▶ **The task**
Set each entry down verbatim, omitting images.

▶ **Records for processing**

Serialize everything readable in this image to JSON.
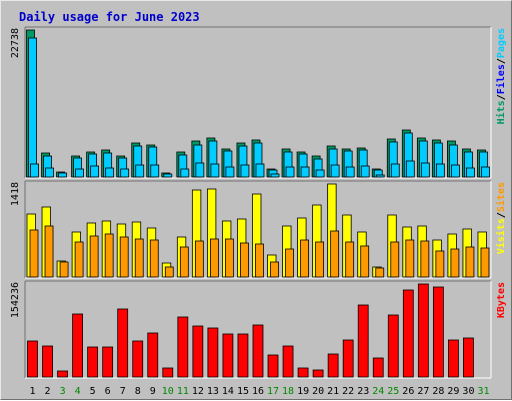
{
  "chart_data": {
    "type": "bar",
    "title": "Daily usage for June 2023",
    "x": [
      "1",
      "2",
      "3",
      "4",
      "5",
      "6",
      "7",
      "8",
      "9",
      "10",
      "11",
      "12",
      "13",
      "14",
      "15",
      "16",
      "17",
      "18",
      "19",
      "20",
      "21",
      "22",
      "23",
      "24",
      "25",
      "26",
      "27",
      "28",
      "29",
      "30",
      "31"
    ],
    "weekend_days": [
      "3",
      "4",
      "10",
      "11",
      "17",
      "18",
      "24",
      "25",
      "31"
    ],
    "colors": {
      "hits": "#009966",
      "files": "#00ccff",
      "pages": "#00ccff",
      "visits": "#ffff00",
      "sites": "#ff9900",
      "kbytes": "#ff0000",
      "weekday_label": "#000000",
      "weekend_label": "#008800",
      "title": "#0000cc",
      "hits_label": "#009966",
      "files_label": "#0000ff",
      "pages_label": "#00ccff",
      "visits_label": "#ffff00",
      "sites_label": "#ff9900",
      "kbytes_label": "#ff0000"
    },
    "panels": [
      {
        "id": "hits",
        "ytick": "22738",
        "ymax": 22738,
        "legend": [
          {
            "text": "Pages",
            "color_key": "pages_label"
          },
          {
            "text": "Files",
            "color_key": "files_label"
          },
          {
            "text": "Hits",
            "color_key": "hits_label"
          }
        ],
        "separator": "/",
        "series": [
          {
            "name": "Hits",
            "color_key": "hits",
            "values": [
              22738,
              3700,
              700,
              3300,
              3900,
              4100,
              3300,
              5200,
              5000,
              600,
              3800,
              5500,
              6000,
              4400,
              5300,
              5700,
              1300,
              4300,
              3900,
              3200,
              4800,
              4400,
              4500,
              1300,
              5900,
              7300,
              6000,
              5800,
              5500,
              4300,
              4200
            ]
          },
          {
            "name": "Files",
            "color_key": "files",
            "values": [
              21500,
              3300,
              600,
              3000,
              3500,
              3700,
              2900,
              4800,
              4700,
              500,
              3400,
              5000,
              5500,
              4000,
              4800,
              5200,
              1100,
              3900,
              3500,
              2800,
              4400,
              4000,
              4100,
              1100,
              5400,
              6800,
              5500,
              5300,
              5000,
              3900,
              3800
            ]
          },
          {
            "name": "Pages",
            "color_key": "pages",
            "values": [
              2000,
              1400,
              50,
              1200,
              1700,
              1400,
              1300,
              1800,
              1800,
              50,
              1300,
              2100,
              2000,
              1600,
              1900,
              2000,
              400,
              1600,
              1500,
              1100,
              1800,
              1500,
              1700,
              300,
              2000,
              2500,
              2100,
              2000,
              1800,
              1400,
              1500
            ]
          }
        ]
      },
      {
        "id": "visits",
        "ytick": "1418",
        "ymax": 1418,
        "legend": [
          {
            "text": "Sites",
            "color_key": "sites_label"
          },
          {
            "text": "Visits",
            "color_key": "visits_label"
          }
        ],
        "separator": "/",
        "series": [
          {
            "name": "Visits",
            "color_key": "visits",
            "values": [
              960,
              1070,
              250,
              690,
              830,
              860,
              810,
              840,
              740,
              210,
              610,
              1330,
              1340,
              860,
              880,
              1270,
              330,
              770,
              900,
              1100,
              1418,
              950,
              680,
              160,
              950,
              760,
              770,
              560,
              660,
              730,
              690
            ]
          },
          {
            "name": "Sites",
            "color_key": "sites",
            "values": [
              710,
              770,
              230,
              540,
              630,
              660,
              610,
              580,
              560,
              160,
              450,
              550,
              580,
              580,
              520,
              500,
              230,
              420,
              570,
              540,
              700,
              530,
              480,
              140,
              540,
              570,
              550,
              400,
              430,
              450,
              440
            ]
          }
        ]
      },
      {
        "id": "kbytes",
        "ytick": "154236",
        "ymax": 154236,
        "legend": [
          {
            "text": "KBytes",
            "color_key": "kbytes_label"
          }
        ],
        "separator": "",
        "series": [
          {
            "name": "KBytes",
            "color_key": "kbytes",
            "values": [
              60000,
              52000,
              10000,
              104000,
              50000,
              50000,
              112000,
              60000,
              73000,
              15000,
              100000,
              85000,
              82000,
              72000,
              71000,
              86000,
              37000,
              51000,
              15000,
              12000,
              38000,
              62000,
              119000,
              32000,
              102000,
              144000,
              154236,
              150000,
              62000,
              64000,
              0
            ]
          }
        ]
      }
    ]
  }
}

▶ **Correct response**
Serialize everything readable in this image to JSON.
{
  "chart_data": {
    "type": "bar",
    "title": "Daily usage for June 2023",
    "x": [
      "1",
      "2",
      "3",
      "4",
      "5",
      "6",
      "7",
      "8",
      "9",
      "10",
      "11",
      "12",
      "13",
      "14",
      "15",
      "16",
      "17",
      "18",
      "19",
      "20",
      "21",
      "22",
      "23",
      "24",
      "25",
      "26",
      "27",
      "28",
      "29",
      "30",
      "31"
    ],
    "weekend_days": [
      "3",
      "4",
      "10",
      "11",
      "17",
      "18",
      "24",
      "25",
      "31"
    ],
    "colors": {
      "hits": "#009966",
      "files": "#00ccff",
      "pages": "#00ccff",
      "visits": "#ffff00",
      "sites": "#ff9900",
      "kbytes": "#ff0000",
      "weekday_label": "#000000",
      "weekend_label": "#008800",
      "title": "#0000cc",
      "hits_label": "#009966",
      "files_label": "#0000ff",
      "pages_label": "#00ccff",
      "visits_label": "#ffff00",
      "sites_label": "#ff9900",
      "kbytes_label": "#ff0000"
    },
    "panels": [
      {
        "id": "hits",
        "ytick": "22738",
        "ymax": 22738,
        "legend": [
          {
            "text": "Pages",
            "color_key": "pages_label"
          },
          {
            "text": "Files",
            "color_key": "files_label"
          },
          {
            "text": "Hits",
            "color_key": "hits_label"
          }
        ],
        "separator": "/",
        "series": [
          {
            "name": "Hits",
            "color_key": "hits",
            "values": [
              22738,
              3700,
              700,
              3300,
              3900,
              4100,
              3300,
              5200,
              5000,
              600,
              3800,
              5500,
              6000,
              4400,
              5300,
              5700,
              1300,
              4300,
              3900,
              3200,
              4800,
              4400,
              4500,
              1300,
              5900,
              7300,
              6000,
              5800,
              5500,
              4300,
              4200
            ]
          },
          {
            "name": "Files",
            "color_key": "files",
            "values": [
              21500,
              3300,
              600,
              3000,
              3500,
              3700,
              2900,
              4800,
              4700,
              500,
              3400,
              5000,
              5500,
              4000,
              4800,
              5200,
              1100,
              3900,
              3500,
              2800,
              4400,
              4000,
              4100,
              1100,
              5400,
              6800,
              5500,
              5300,
              5000,
              3900,
              3800
            ]
          },
          {
            "name": "Pages",
            "color_key": "pages",
            "values": [
              2000,
              1400,
              50,
              1200,
              1700,
              1400,
              1300,
              1800,
              1800,
              50,
              1300,
              2100,
              2000,
              1600,
              1900,
              2000,
              400,
              1600,
              1500,
              1100,
              1800,
              1500,
              1700,
              300,
              2000,
              2500,
              2100,
              2000,
              1800,
              1400,
              1500
            ]
          }
        ]
      },
      {
        "id": "visits",
        "ytick": "1418",
        "ymax": 1418,
        "legend": [
          {
            "text": "Sites",
            "color_key": "sites_label"
          },
          {
            "text": "Visits",
            "color_key": "visits_label"
          }
        ],
        "separator": "/",
        "series": [
          {
            "name": "Visits",
            "color_key": "visits",
            "values": [
              960,
              1070,
              250,
              690,
              830,
              860,
              810,
              840,
              740,
              210,
              610,
              1330,
              1340,
              860,
              880,
              1270,
              330,
              770,
              900,
              1100,
              1418,
              950,
              680,
              160,
              950,
              760,
              770,
              560,
              660,
              730,
              690
            ]
          },
          {
            "name": "Sites",
            "color_key": "sites",
            "values": [
              710,
              770,
              230,
              540,
              630,
              660,
              610,
              580,
              560,
              160,
              450,
              550,
              580,
              580,
              520,
              500,
              230,
              420,
              570,
              540,
              700,
              530,
              480,
              140,
              540,
              570,
              550,
              400,
              430,
              450,
              440
            ]
          }
        ]
      },
      {
        "id": "kbytes",
        "ytick": "154236",
        "ymax": 154236,
        "legend": [
          {
            "text": "KBytes",
            "color_key": "kbytes_label"
          }
        ],
        "separator": "",
        "series": [
          {
            "name": "KBytes",
            "color_key": "kbytes",
            "values": [
              60000,
              52000,
              10000,
              104000,
              50000,
              50000,
              112000,
              60000,
              73000,
              15000,
              100000,
              85000,
              82000,
              72000,
              71000,
              86000,
              37000,
              51000,
              15000,
              12000,
              38000,
              62000,
              119000,
              32000,
              102000,
              144000,
              154236,
              150000,
              62000,
              64000,
              0
            ]
          }
        ]
      }
    ]
  }
}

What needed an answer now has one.